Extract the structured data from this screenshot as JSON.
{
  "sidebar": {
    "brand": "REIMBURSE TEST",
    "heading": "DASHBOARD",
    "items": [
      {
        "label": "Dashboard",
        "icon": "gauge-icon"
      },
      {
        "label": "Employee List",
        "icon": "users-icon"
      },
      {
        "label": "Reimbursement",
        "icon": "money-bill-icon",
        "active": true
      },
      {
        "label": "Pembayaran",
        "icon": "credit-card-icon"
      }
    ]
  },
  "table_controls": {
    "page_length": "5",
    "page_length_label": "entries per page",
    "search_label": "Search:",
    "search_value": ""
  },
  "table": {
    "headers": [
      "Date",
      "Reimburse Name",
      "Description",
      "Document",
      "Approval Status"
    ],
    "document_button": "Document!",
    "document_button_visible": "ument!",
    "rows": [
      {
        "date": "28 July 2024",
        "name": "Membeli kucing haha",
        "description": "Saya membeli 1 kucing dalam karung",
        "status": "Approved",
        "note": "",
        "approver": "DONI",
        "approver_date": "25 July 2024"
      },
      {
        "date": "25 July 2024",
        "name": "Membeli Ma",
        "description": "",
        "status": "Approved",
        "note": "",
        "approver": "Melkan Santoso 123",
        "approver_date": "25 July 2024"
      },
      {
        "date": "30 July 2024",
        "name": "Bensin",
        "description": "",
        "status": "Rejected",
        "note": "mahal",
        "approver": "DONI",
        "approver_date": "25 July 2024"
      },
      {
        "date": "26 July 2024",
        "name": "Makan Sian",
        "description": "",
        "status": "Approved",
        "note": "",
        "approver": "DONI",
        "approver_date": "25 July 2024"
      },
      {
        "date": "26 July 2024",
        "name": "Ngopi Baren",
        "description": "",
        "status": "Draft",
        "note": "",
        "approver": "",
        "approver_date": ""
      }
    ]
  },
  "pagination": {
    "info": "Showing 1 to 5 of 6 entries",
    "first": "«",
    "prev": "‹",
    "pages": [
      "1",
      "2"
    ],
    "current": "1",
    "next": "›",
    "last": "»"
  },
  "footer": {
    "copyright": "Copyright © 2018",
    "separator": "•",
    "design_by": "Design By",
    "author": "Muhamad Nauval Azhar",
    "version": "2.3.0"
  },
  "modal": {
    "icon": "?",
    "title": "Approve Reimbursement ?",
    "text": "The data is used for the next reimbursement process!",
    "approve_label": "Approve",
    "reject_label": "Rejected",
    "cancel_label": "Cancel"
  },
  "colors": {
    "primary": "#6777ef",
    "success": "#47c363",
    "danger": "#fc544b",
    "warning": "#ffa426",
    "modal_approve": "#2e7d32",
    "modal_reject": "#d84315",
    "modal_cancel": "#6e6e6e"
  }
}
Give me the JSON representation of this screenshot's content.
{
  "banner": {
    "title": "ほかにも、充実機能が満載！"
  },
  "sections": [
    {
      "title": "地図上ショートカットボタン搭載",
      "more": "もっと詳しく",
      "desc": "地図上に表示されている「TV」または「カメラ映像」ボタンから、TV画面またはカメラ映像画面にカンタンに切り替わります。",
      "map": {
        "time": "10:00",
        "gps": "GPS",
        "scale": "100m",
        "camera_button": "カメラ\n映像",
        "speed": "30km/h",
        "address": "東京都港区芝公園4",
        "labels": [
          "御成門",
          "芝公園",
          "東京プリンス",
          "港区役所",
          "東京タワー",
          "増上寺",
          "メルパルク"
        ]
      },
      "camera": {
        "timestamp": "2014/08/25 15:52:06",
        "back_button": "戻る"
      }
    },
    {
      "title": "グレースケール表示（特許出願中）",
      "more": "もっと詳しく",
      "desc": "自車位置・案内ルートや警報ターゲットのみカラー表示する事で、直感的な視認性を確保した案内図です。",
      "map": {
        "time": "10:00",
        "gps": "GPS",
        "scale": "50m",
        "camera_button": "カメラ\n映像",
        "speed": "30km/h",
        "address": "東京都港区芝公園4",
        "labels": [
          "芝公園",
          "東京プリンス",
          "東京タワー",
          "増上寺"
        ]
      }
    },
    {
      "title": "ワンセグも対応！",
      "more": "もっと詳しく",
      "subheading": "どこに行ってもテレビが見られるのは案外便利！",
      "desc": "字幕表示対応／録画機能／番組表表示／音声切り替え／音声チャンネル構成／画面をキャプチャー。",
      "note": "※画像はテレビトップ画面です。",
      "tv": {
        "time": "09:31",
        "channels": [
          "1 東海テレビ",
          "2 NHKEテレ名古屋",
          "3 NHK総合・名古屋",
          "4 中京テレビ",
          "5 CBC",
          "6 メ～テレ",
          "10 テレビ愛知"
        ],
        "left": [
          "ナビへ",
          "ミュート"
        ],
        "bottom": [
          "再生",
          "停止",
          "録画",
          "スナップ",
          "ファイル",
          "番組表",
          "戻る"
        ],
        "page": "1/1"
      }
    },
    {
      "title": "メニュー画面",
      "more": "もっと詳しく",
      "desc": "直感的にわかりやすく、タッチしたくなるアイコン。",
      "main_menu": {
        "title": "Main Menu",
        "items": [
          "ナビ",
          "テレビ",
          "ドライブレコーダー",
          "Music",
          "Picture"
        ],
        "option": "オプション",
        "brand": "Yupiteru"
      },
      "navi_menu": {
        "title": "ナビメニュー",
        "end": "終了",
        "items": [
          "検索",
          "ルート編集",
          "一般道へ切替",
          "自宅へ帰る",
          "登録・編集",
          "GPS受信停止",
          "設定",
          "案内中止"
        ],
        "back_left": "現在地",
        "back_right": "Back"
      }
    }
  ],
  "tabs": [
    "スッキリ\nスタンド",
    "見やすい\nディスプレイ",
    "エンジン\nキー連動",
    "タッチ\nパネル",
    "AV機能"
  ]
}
------------------------------------
■ **DIRECTIVE**
Every line above should be printed again exactly as it stands.

■ **TASK RESPONSE**
Extract the structured data from this screenshot as JSON.
{
  "sidebar": {
    "brand": "REIMBURSE TEST",
    "heading": "DASHBOARD",
    "items": [
      {
        "label": "Dashboard",
        "icon": "gauge-icon"
      },
      {
        "label": "Employee List",
        "icon": "users-icon"
      },
      {
        "label": "Reimbursement",
        "icon": "money-bill-icon",
        "active": true
      },
      {
        "label": "Pembayaran",
        "icon": "credit-card-icon"
      }
    ]
  },
  "table_controls": {
    "page_length": "5",
    "page_length_label": "entries per page",
    "search_label": "Search:",
    "search_value": ""
  },
  "table": {
    "headers": [
      "Date",
      "Reimburse Name",
      "Description",
      "Document",
      "Approval Status"
    ],
    "document_button": "Document!",
    "document_button_visible": "ument!",
    "rows": [
      {
        "date": "28 July 2024",
        "name": "Membeli kucing haha",
        "description": "Saya membeli 1 kucing dalam karung",
        "status": "Approved",
        "note": "",
        "approver": "DONI",
        "approver_date": "25 July 2024"
      },
      {
        "date": "25 July 2024",
        "name": "Membeli Ma",
        "description": "",
        "status": "Approved",
        "note": "",
        "approver": "Melkan Santoso 123",
        "approver_date": "25 July 2024"
      },
      {
        "date": "30 July 2024",
        "name": "Bensin",
        "description": "",
        "status": "Rejected",
        "note": "mahal",
        "approver": "DONI",
        "approver_date": "25 July 2024"
      },
      {
        "date": "26 July 2024",
        "name": "Makan Sian",
        "description": "",
        "status": "Approved",
        "note": "",
        "approver": "DONI",
        "approver_date": "25 July 2024"
      },
      {
        "date": "26 July 2024",
        "name": "Ngopi Baren",
        "description": "",
        "status": "Draft",
        "note": "",
        "approver": "",
        "approver_date": ""
      }
    ]
  },
  "pagination": {
    "info": "Showing 1 to 5 of 6 entries",
    "first": "«",
    "prev": "‹",
    "pages": [
      "1",
      "2"
    ],
    "current": "1",
    "next": "›",
    "last": "»"
  },
  "footer": {
    "copyright": "Copyright © 2018",
    "separator": "•",
    "design_by": "Design By",
    "author": "Muhamad Nauval Azhar",
    "version": "2.3.0"
  },
  "modal": {
    "icon": "?",
    "title": "Approve Reimbursement ?",
    "text": "The data is used for the next reimbursement process!",
    "approve_label": "Approve",
    "reject_label": "Rejected",
    "cancel_label": "Cancel"
  },
  "colors": {
    "primary": "#6777ef",
    "success": "#47c363",
    "danger": "#fc544b",
    "warning": "#ffa426",
    "modal_approve": "#2e7d32",
    "modal_reject": "#d84315",
    "modal_cancel": "#6e6e6e"
  }
}
Give me the JSON representation of this screenshot's content.
{
  "banner": {
    "title": "ほかにも、充実機能が満載！"
  },
  "sections": [
    {
      "title": "地図上ショートカットボタン搭載",
      "more": "もっと詳しく",
      "desc": "地図上に表示されている「TV」または「カメラ映像」ボタンから、TV画面またはカメラ映像画面にカンタンに切り替わります。",
      "map": {
        "time": "10:00",
        "gps": "GPS",
        "scale": "100m",
        "camera_button": "カメラ\n映像",
        "speed": "30km/h",
        "address": "東京都港区芝公園4",
        "labels": [
          "御成門",
          "芝公園",
          "東京プリンス",
          "港区役所",
          "東京タワー",
          "増上寺",
          "メルパルク"
        ]
      },
      "camera": {
        "timestamp": "2014/08/25 15:52:06",
        "back_button": "戻る"
      }
    },
    {
      "title": "グレースケール表示（特許出願中）",
      "more": "もっと詳しく",
      "desc": "自車位置・案内ルートや警報ターゲットのみカラー表示する事で、直感的な視認性を確保した案内図です。",
      "map": {
        "time": "10:00",
        "gps": "GPS",
        "scale": "50m",
        "camera_button": "カメラ\n映像",
        "speed": "30km/h",
        "address": "東京都港区芝公園4",
        "labels": [
          "芝公園",
          "東京プリンス",
          "東京タワー",
          "増上寺"
        ]
      }
    },
    {
      "title": "ワンセグも対応！",
      "more": "もっと詳しく",
      "subheading": "どこに行ってもテレビが見られるのは案外便利！",
      "desc": "字幕表示対応／録画機能／番組表表示／音声切り替え／音声チャンネル構成／画面をキャプチャー。",
      "note": "※画像はテレビトップ画面です。",
      "tv": {
        "time": "09:31",
        "channels": [
          "1 東海テレビ",
          "2 NHKEテレ名古屋",
          "3 NHK総合・名古屋",
          "4 中京テレビ",
          "5 CBC",
          "6 メ～テレ",
          "10 テレビ愛知"
        ],
        "left": [
          "ナビへ",
          "ミュート"
        ],
        "bottom": [
          "再生",
          "停止",
          "録画",
          "スナップ",
          "ファイル",
          "番組表",
          "戻る"
        ],
        "page": "1/1"
      }
    },
    {
      "title": "メニュー画面",
      "more": "もっと詳しく",
      "desc": "直感的にわかりやすく、タッチしたくなるアイコン。",
      "main_menu": {
        "title": "Main Menu",
        "items": [
          "ナビ",
          "テレビ",
          "ドライブレコーダー",
          "Music",
          "Picture"
        ],
        "option": "オプション",
        "brand": "Yupiteru"
      },
      "navi_menu": {
        "title": "ナビメニュー",
        "end": "終了",
        "items": [
          "検索",
          "ルート編集",
          "一般道へ切替",
          "自宅へ帰る",
          "登録・編集",
          "GPS受信停止",
          "設定",
          "案内中止"
        ],
        "back_left": "現在地",
        "back_right": "Back"
      }
    }
  ],
  "tabs": [
    "スッキリ\nスタンド",
    "見やすい\nディスプレイ",
    "エンジン\nキー連動",
    "タッチ\nパネル",
    "AV機能"
  ]
}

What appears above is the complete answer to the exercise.